TASK -
Provide nothing but the number of lines containing the string "Days".

LISTING -

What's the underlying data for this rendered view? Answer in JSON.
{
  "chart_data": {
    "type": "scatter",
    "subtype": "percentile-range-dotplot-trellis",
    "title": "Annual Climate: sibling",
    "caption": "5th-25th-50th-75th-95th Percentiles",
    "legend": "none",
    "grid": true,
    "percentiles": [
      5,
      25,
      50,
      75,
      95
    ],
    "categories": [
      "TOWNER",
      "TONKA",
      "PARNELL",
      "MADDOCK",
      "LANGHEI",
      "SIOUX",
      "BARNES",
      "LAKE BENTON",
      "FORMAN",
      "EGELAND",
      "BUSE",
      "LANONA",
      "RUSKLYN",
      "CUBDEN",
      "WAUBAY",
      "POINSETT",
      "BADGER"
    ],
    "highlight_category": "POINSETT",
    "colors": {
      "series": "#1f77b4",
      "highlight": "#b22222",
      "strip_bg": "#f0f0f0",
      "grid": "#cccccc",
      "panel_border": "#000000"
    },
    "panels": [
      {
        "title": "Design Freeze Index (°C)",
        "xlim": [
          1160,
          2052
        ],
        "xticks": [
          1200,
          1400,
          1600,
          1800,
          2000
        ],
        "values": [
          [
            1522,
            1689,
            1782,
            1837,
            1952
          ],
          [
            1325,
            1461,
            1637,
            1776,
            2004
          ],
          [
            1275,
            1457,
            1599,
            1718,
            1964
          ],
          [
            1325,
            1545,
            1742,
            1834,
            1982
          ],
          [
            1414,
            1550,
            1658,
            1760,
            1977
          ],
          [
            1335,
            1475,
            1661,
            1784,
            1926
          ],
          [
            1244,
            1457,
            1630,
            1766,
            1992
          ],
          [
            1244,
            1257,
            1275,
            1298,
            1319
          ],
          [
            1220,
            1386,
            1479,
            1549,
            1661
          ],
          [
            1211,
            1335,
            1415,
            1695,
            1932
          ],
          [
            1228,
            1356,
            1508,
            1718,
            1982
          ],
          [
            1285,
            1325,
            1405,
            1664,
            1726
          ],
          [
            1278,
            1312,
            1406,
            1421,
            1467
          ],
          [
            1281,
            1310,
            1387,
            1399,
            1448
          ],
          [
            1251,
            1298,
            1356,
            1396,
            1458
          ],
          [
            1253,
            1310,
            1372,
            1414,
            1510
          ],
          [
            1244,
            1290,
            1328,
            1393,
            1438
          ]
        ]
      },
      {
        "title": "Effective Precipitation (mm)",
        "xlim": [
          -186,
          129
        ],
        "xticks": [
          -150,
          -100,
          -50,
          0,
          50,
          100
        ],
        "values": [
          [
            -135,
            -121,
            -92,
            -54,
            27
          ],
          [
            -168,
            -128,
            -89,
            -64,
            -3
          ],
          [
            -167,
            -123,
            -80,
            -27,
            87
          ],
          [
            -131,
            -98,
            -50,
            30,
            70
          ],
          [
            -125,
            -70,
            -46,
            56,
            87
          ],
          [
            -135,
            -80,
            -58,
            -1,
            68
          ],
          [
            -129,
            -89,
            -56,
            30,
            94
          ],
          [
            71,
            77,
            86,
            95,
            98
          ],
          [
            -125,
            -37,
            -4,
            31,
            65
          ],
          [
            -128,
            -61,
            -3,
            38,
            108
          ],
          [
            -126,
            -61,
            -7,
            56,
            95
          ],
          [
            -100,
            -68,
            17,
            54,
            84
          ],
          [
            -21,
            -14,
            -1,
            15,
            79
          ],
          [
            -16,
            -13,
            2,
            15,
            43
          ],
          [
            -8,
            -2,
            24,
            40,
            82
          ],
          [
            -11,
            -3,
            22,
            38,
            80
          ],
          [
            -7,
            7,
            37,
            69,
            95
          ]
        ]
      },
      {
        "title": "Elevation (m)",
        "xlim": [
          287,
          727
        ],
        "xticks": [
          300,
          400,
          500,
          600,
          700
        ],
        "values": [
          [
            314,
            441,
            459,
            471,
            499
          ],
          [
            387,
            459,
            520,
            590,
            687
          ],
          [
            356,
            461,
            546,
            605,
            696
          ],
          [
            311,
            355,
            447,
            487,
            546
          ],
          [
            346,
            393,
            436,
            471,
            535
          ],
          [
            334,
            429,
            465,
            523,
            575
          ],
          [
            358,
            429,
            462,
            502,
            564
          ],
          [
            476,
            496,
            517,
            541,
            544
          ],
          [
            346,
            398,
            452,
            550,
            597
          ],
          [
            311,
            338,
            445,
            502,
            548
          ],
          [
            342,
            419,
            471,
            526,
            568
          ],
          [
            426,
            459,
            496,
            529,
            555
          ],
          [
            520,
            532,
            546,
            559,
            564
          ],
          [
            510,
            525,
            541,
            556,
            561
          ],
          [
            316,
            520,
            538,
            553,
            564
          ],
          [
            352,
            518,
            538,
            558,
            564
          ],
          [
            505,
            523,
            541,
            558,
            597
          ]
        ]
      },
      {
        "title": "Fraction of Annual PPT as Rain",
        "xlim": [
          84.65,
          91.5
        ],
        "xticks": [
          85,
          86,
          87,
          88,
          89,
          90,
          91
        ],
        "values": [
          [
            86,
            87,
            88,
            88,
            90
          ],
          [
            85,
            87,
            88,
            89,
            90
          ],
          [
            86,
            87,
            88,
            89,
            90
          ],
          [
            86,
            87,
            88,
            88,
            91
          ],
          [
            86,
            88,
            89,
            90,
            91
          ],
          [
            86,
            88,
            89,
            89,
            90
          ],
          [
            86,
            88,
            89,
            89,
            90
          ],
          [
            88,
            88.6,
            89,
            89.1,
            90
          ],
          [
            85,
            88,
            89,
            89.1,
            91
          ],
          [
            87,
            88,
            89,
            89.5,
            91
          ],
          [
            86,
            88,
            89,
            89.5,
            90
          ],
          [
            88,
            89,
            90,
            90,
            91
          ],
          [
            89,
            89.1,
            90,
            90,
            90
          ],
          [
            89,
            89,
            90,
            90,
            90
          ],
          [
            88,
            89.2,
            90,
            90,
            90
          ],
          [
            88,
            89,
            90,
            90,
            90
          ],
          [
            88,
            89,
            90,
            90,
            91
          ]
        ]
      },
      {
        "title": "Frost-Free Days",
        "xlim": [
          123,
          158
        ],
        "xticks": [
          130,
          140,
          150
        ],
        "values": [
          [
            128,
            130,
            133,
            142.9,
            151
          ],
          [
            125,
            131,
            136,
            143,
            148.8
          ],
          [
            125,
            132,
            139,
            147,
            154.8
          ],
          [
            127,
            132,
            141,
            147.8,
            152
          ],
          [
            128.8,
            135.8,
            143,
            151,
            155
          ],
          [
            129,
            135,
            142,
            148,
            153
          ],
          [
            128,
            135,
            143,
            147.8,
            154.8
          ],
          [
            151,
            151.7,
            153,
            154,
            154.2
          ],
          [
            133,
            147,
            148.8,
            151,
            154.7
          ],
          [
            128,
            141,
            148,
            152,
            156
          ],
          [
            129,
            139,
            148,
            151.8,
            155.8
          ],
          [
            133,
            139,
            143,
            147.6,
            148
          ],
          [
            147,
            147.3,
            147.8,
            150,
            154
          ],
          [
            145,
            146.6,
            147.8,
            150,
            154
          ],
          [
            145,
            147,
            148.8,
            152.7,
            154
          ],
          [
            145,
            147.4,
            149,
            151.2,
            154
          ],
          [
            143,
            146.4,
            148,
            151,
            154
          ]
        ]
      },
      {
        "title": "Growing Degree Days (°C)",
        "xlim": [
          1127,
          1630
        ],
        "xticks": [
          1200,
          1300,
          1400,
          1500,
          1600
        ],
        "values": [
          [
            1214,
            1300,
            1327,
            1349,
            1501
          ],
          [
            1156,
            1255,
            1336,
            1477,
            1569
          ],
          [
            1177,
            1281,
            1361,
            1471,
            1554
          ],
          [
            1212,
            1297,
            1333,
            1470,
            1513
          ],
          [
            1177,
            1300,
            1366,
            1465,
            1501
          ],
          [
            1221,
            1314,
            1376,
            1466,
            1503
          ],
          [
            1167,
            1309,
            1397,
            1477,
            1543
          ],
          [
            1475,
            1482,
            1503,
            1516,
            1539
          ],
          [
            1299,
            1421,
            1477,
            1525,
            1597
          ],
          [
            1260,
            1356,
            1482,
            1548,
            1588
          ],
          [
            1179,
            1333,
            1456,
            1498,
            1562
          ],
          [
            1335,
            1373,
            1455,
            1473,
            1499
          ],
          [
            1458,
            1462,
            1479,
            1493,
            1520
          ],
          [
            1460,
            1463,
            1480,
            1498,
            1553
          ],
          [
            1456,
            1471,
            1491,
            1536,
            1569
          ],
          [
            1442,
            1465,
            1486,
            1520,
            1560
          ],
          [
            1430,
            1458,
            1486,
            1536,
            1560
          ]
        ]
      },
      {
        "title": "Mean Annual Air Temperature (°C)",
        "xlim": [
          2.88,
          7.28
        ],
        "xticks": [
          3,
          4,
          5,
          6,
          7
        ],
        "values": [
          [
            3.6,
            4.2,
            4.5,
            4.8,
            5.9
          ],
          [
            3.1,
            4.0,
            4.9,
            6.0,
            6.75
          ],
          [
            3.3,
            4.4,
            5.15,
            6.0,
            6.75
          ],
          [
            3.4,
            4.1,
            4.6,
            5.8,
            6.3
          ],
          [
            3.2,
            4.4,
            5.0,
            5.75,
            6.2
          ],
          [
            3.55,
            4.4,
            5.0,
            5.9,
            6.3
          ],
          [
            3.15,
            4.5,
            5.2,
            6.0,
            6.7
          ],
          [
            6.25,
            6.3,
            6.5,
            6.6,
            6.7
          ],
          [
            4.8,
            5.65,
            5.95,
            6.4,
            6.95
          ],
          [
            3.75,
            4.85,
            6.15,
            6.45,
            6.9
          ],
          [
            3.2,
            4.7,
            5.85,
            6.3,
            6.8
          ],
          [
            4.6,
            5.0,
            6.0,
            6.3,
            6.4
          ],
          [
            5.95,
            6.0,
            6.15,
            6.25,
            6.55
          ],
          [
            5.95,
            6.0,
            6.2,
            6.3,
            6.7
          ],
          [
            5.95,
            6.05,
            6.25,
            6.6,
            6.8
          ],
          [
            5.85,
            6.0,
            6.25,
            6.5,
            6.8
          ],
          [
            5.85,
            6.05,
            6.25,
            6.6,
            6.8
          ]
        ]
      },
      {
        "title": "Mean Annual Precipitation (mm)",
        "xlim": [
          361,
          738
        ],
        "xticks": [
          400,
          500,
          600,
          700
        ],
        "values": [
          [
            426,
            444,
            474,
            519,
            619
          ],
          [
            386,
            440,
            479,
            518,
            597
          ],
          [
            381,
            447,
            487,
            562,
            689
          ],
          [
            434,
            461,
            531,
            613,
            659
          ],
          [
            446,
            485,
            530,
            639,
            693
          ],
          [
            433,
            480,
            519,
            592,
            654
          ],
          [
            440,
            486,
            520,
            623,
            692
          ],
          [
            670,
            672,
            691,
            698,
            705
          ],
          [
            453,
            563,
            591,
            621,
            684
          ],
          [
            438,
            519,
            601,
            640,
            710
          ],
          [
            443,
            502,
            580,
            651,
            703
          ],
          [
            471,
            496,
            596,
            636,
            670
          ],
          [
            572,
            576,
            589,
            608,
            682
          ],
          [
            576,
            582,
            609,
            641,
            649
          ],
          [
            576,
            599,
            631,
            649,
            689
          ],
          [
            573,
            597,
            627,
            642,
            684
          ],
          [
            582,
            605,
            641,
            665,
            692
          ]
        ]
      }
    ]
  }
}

OUTPUT FOR THIS EXERCISE -
2